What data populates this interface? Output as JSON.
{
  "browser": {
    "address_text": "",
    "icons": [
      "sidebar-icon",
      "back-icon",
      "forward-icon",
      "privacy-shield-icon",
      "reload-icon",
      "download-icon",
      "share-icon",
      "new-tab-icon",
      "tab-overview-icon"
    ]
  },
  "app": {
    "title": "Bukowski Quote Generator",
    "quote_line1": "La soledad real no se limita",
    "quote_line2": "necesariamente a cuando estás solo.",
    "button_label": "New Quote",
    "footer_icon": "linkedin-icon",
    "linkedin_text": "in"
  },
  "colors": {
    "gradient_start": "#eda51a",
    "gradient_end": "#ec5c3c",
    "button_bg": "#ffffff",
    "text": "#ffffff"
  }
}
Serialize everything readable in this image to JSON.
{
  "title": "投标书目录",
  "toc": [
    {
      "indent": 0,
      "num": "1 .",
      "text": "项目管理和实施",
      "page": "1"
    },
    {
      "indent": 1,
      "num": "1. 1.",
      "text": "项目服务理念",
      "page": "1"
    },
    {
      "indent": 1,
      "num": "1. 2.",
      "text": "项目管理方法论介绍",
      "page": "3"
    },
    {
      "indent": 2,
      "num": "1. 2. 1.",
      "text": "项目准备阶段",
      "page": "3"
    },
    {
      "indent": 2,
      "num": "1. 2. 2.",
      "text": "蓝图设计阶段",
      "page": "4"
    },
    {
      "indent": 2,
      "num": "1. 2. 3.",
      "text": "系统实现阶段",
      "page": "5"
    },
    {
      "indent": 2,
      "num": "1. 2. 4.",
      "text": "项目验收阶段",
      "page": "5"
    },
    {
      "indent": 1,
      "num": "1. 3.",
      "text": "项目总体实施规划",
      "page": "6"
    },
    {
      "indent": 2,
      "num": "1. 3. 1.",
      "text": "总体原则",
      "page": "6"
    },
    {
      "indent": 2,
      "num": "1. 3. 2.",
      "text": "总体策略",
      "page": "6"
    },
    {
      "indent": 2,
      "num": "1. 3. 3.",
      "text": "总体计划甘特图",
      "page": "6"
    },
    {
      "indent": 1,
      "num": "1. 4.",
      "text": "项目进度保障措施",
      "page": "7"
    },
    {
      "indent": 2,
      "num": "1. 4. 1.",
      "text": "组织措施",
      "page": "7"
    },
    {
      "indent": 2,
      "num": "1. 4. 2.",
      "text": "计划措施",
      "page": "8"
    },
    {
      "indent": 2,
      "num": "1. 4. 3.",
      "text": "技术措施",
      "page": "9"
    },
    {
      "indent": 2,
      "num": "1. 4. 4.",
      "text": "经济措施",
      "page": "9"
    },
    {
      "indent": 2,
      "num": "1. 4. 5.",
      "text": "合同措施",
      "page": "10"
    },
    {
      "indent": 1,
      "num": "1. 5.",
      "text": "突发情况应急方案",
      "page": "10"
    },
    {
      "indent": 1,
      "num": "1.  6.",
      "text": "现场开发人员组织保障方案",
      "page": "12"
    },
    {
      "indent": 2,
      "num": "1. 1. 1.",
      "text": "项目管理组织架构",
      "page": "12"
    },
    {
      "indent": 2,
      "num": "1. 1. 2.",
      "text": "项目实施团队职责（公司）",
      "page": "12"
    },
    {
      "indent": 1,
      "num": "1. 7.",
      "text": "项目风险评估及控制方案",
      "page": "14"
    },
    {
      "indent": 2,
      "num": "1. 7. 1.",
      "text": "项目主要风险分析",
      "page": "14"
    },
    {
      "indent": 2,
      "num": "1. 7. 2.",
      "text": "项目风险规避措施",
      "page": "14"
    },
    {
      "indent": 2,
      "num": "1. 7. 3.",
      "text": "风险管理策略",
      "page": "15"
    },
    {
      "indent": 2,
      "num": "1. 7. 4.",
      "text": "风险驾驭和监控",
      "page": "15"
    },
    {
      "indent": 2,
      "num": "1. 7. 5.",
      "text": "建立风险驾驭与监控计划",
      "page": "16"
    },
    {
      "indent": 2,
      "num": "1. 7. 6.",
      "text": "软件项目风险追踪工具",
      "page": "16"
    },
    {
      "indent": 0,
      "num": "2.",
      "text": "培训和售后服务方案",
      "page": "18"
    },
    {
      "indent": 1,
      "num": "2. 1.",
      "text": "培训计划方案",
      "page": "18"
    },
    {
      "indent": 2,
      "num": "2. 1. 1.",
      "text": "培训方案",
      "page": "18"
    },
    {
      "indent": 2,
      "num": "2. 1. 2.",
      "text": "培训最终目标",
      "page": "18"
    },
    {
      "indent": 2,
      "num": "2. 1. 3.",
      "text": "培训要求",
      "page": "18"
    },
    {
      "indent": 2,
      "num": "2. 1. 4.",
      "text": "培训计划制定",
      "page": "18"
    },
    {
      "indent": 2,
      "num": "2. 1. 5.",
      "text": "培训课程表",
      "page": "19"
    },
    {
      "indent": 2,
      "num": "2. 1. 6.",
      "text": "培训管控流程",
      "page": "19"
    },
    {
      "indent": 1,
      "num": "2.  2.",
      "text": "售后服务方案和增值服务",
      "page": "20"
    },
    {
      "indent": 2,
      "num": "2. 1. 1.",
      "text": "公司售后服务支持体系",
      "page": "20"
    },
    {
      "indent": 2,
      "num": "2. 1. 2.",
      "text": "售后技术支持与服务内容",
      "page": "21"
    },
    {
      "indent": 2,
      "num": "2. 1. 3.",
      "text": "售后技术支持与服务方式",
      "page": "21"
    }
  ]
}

________

■ Stated goal:
Each line above must be reproduced exactly as it stands.

■ Task output:
What data populates this interface? Output as JSON.
{
  "browser": {
    "address_text": "",
    "icons": [
      "sidebar-icon",
      "back-icon",
      "forward-icon",
      "privacy-shield-icon",
      "reload-icon",
      "download-icon",
      "share-icon",
      "new-tab-icon",
      "tab-overview-icon"
    ]
  },
  "app": {
    "title": "Bukowski Quote Generator",
    "quote_line1": "La soledad real no se limita",
    "quote_line2": "necesariamente a cuando estás solo.",
    "button_label": "New Quote",
    "footer_icon": "linkedin-icon",
    "linkedin_text": "in"
  },
  "colors": {
    "gradient_start": "#eda51a",
    "gradient_end": "#ec5c3c",
    "button_bg": "#ffffff",
    "text": "#ffffff"
  }
}
Serialize everything readable in this image to JSON.
{
  "title": "投标书目录",
  "toc": [
    {
      "indent": 0,
      "num": "1 .",
      "text": "项目管理和实施",
      "page": "1"
    },
    {
      "indent": 1,
      "num": "1. 1.",
      "text": "项目服务理念",
      "page": "1"
    },
    {
      "indent": 1,
      "num": "1. 2.",
      "text": "项目管理方法论介绍",
      "page": "3"
    },
    {
      "indent": 2,
      "num": "1. 2. 1.",
      "text": "项目准备阶段",
      "page": "3"
    },
    {
      "indent": 2,
      "num": "1. 2. 2.",
      "text": "蓝图设计阶段",
      "page": "4"
    },
    {
      "indent": 2,
      "num": "1. 2. 3.",
      "text": "系统实现阶段",
      "page": "5"
    },
    {
      "indent": 2,
      "num": "1. 2. 4.",
      "text": "项目验收阶段",
      "page": "5"
    },
    {
      "indent": 1,
      "num": "1. 3.",
      "text": "项目总体实施规划",
      "page": "6"
    },
    {
      "indent": 2,
      "num": "1. 3. 1.",
      "text": "总体原则",
      "page": "6"
    },
    {
      "indent": 2,
      "num": "1. 3. 2.",
      "text": "总体策略",
      "page": "6"
    },
    {
      "indent": 2,
      "num": "1. 3. 3.",
      "text": "总体计划甘特图",
      "page": "6"
    },
    {
      "indent": 1,
      "num": "1. 4.",
      "text": "项目进度保障措施",
      "page": "7"
    },
    {
      "indent": 2,
      "num": "1. 4. 1.",
      "text": "组织措施",
      "page": "7"
    },
    {
      "indent": 2,
      "num": "1. 4. 2.",
      "text": "计划措施",
      "page": "8"
    },
    {
      "indent": 2,
      "num": "1. 4. 3.",
      "text": "技术措施",
      "page": "9"
    },
    {
      "indent": 2,
      "num": "1. 4. 4.",
      "text": "经济措施",
      "page": "9"
    },
    {
      "indent": 2,
      "num": "1. 4. 5.",
      "text": "合同措施",
      "page": "10"
    },
    {
      "indent": 1,
      "num": "1. 5.",
      "text": "突发情况应急方案",
      "page": "10"
    },
    {
      "indent": 1,
      "num": "1.  6.",
      "text": "现场开发人员组织保障方案",
      "page": "12"
    },
    {
      "indent": 2,
      "num": "1. 1. 1.",
      "text": "项目管理组织架构",
      "page": "12"
    },
    {
      "indent": 2,
      "num": "1. 1. 2.",
      "text": "项目实施团队职责（公司）",
      "page": "12"
    },
    {
      "indent": 1,
      "num": "1. 7.",
      "text": "项目风险评估及控制方案",
      "page": "14"
    },
    {
      "indent": 2,
      "num": "1. 7. 1.",
      "text": "项目主要风险分析",
      "page": "14"
    },
    {
      "indent": 2,
      "num": "1. 7. 2.",
      "text": "项目风险规避措施",
      "page": "14"
    },
    {
      "indent": 2,
      "num": "1. 7. 3.",
      "text": "风险管理策略",
      "page": "15"
    },
    {
      "indent": 2,
      "num": "1. 7. 4.",
      "text": "风险驾驭和监控",
      "page": "15"
    },
    {
      "indent": 2,
      "num": "1. 7. 5.",
      "text": "建立风险驾驭与监控计划",
      "page": "16"
    },
    {
      "indent": 2,
      "num": "1. 7. 6.",
      "text": "软件项目风险追踪工具",
      "page": "16"
    },
    {
      "indent": 0,
      "num": "2.",
      "text": "培训和售后服务方案",
      "page": "18"
    },
    {
      "indent": 1,
      "num": "2. 1.",
      "text": "培训计划方案",
      "page": "18"
    },
    {
      "indent": 2,
      "num": "2. 1. 1.",
      "text": "培训方案",
      "page": "18"
    },
    {
      "indent": 2,
      "num": "2. 1. 2.",
      "text": "培训最终目标",
      "page": "18"
    },
    {
      "indent": 2,
      "num": "2. 1. 3.",
      "text": "培训要求",
      "page": "18"
    },
    {
      "indent": 2,
      "num": "2. 1. 4.",
      "text": "培训计划制定",
      "page": "18"
    },
    {
      "indent": 2,
      "num": "2. 1. 5.",
      "text": "培训课程表",
      "page": "19"
    },
    {
      "indent": 2,
      "num": "2. 1. 6.",
      "text": "培训管控流程",
      "page": "19"
    },
    {
      "indent": 1,
      "num": "2.  2.",
      "text": "售后服务方案和增值服务",
      "page": "20"
    },
    {
      "indent": 2,
      "num": "2. 1. 1.",
      "text": "公司售后服务支持体系",
      "page": "20"
    },
    {
      "indent": 2,
      "num": "2. 1. 2.",
      "text": "售后技术支持与服务内容",
      "page": "21"
    },
    {
      "indent": 2,
      "num": "2. 1. 3.",
      "text": "售后技术支持与服务方式",
      "page": "21"
    }
  ]
}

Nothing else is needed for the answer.